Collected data
***

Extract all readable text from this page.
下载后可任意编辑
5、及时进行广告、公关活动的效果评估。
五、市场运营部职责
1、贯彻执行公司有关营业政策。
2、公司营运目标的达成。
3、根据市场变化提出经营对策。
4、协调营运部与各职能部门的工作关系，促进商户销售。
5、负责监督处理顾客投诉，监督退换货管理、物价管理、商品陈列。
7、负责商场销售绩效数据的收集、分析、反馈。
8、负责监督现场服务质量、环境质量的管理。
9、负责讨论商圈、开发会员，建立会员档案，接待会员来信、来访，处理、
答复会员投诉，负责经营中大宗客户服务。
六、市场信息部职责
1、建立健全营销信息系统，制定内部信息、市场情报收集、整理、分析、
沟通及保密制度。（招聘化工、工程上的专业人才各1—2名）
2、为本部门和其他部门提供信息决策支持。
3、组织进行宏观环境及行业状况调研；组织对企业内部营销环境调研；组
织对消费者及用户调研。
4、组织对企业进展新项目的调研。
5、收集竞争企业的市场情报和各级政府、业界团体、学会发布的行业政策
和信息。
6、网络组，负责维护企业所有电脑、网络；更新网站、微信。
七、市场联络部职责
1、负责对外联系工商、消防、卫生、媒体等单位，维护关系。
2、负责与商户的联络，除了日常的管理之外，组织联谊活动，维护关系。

***

Search the preceding listing for "维护关系" and extract every line where it is found.

1、负责对外联系工商、消防、卫生、媒体等单位，维护关系。
2、负责与商户的联络，除了日常的管理之外，组织联谊活动，维护关系。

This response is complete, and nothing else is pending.